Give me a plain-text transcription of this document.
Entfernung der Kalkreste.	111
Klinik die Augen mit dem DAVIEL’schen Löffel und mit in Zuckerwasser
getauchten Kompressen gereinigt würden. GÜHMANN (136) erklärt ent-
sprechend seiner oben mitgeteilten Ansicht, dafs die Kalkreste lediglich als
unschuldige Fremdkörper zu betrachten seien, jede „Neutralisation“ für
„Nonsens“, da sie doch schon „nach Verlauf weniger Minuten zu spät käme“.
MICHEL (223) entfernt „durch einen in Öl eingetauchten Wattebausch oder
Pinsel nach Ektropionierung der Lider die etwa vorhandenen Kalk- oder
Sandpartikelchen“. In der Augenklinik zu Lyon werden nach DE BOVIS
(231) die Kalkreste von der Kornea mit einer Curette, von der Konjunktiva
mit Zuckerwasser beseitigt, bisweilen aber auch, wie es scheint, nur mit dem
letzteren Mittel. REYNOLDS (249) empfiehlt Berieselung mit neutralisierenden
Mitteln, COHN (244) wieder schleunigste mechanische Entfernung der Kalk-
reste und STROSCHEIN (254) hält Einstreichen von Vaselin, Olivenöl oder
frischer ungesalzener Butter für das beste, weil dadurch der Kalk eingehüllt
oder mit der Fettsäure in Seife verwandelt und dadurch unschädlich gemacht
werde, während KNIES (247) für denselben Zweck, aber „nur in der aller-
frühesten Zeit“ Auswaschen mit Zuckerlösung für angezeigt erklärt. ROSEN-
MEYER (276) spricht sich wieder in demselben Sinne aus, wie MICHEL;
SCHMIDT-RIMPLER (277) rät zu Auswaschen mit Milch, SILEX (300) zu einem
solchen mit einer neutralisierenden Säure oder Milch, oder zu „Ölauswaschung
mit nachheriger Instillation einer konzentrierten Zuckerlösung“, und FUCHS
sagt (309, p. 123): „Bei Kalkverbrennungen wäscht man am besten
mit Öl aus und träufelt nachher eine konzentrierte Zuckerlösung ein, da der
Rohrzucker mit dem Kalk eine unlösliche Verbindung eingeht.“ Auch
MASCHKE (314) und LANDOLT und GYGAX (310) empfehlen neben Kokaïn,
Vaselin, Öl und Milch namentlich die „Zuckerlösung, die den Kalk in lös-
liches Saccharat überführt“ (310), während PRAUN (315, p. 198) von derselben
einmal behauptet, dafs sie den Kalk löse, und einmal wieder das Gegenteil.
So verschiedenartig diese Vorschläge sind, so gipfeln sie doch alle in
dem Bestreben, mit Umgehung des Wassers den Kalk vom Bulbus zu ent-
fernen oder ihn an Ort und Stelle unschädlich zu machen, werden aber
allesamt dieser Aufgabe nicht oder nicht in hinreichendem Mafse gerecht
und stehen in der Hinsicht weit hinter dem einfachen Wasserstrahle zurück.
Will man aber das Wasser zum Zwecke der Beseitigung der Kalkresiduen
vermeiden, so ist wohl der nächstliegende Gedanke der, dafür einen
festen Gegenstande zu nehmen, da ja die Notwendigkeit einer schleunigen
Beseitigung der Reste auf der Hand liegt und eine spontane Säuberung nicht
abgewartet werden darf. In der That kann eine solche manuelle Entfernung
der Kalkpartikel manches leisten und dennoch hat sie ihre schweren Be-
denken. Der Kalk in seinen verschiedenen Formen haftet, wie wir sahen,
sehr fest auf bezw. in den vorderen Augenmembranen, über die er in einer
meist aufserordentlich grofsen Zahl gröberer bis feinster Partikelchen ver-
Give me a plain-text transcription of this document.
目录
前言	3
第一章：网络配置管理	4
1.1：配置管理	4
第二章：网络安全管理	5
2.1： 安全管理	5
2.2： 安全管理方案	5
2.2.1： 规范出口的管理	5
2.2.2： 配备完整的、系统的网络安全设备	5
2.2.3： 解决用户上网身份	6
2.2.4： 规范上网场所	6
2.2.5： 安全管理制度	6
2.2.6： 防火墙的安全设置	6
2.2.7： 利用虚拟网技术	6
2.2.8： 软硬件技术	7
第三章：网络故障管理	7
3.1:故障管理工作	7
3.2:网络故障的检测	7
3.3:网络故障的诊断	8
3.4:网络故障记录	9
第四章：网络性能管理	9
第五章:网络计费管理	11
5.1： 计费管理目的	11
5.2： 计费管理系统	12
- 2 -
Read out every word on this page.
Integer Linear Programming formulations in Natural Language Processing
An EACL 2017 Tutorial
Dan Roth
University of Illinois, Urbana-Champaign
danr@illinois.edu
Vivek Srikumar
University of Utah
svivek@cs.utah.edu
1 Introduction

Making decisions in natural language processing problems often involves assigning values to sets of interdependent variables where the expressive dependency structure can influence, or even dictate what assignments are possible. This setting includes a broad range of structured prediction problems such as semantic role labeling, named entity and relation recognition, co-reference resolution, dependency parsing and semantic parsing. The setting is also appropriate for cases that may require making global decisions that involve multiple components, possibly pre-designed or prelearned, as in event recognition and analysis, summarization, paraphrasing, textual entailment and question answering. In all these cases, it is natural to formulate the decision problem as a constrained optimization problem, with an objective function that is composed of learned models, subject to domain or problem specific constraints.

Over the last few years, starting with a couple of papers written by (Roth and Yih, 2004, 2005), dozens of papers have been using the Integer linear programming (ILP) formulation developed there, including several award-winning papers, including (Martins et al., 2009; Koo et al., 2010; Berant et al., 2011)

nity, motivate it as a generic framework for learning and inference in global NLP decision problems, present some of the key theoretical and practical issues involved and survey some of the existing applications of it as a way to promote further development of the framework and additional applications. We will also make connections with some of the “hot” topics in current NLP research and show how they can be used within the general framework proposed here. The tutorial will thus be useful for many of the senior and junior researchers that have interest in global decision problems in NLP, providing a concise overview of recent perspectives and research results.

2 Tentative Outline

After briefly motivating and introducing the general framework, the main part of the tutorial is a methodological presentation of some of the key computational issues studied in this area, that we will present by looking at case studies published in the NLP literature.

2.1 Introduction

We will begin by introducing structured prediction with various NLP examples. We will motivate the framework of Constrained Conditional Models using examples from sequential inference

---

TASK REQUIREMENTS:
Work out how many lines in the records above contain the word "Zuckerwasser", and reply with that number alone.

RESULT OF THE TASK:
2